■ **WHAT NEEDS TO BE DONE**: Select, from the material below, each line with "உயரம" in it.

■ **RECORDS FOR THE TASK**:

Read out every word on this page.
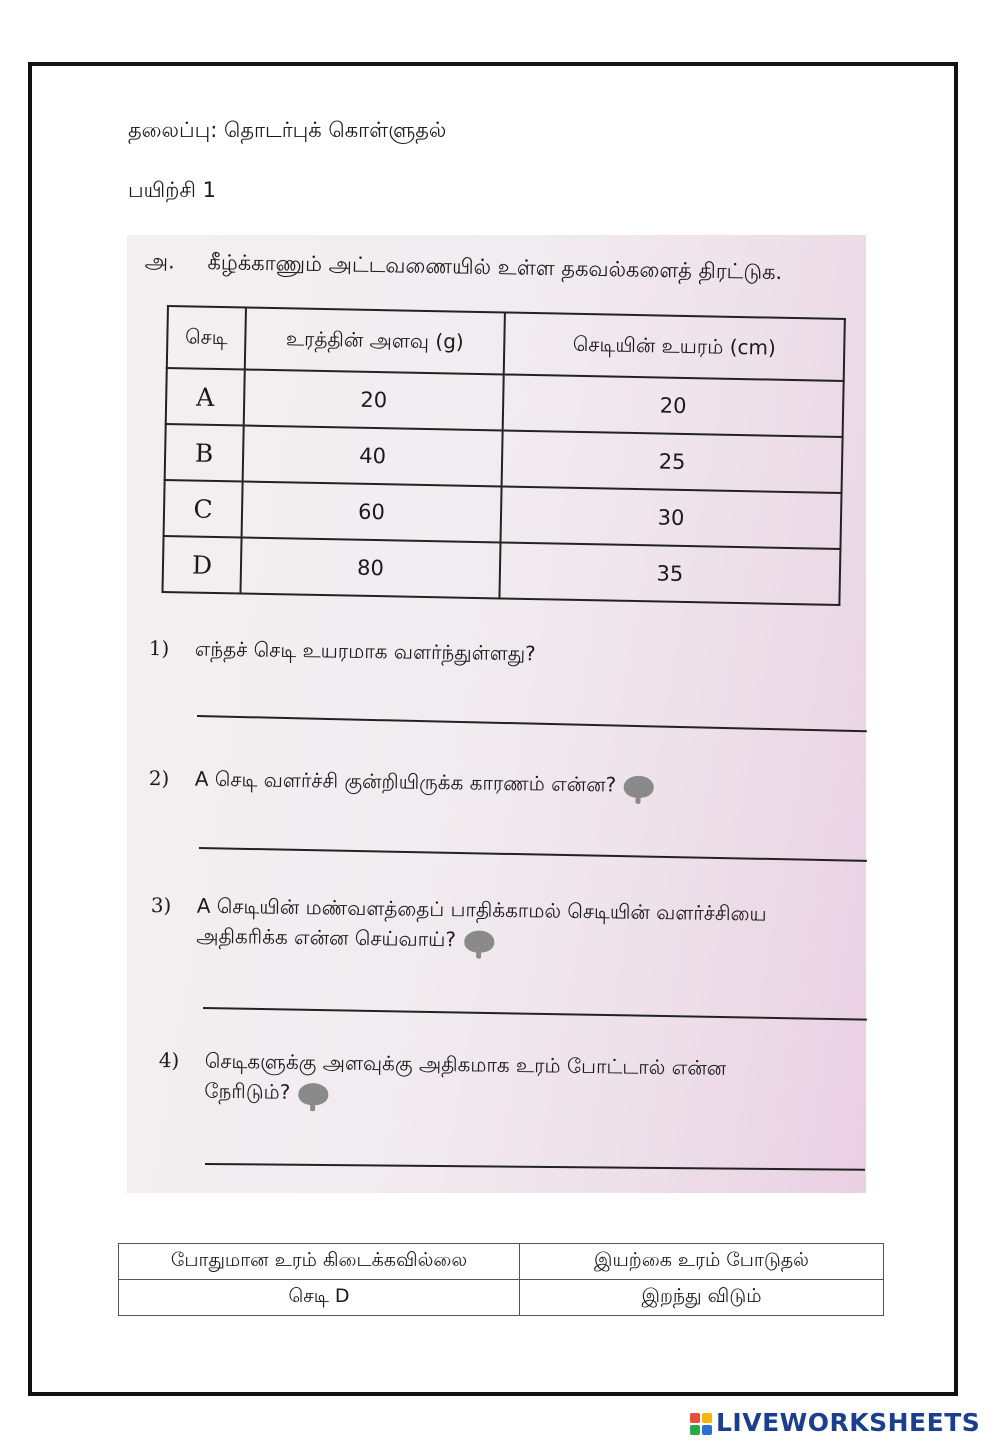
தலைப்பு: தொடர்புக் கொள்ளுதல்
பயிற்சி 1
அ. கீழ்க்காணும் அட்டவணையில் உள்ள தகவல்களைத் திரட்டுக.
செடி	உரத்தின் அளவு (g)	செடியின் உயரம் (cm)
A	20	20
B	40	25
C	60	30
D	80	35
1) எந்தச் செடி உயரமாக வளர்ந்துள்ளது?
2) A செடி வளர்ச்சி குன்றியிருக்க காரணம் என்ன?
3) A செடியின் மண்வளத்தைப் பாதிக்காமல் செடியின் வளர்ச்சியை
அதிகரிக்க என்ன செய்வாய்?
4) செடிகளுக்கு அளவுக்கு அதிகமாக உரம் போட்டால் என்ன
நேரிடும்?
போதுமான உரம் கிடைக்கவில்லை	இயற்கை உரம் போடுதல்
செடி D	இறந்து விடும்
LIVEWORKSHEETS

■ **RESPONSE TO THIS TASK**:
செடி	உரத்தின் அளவு (g)	செடியின் உயரம் (cm)
1) எந்தச் செடி உயரமாக வளர்ந்துள்ளது?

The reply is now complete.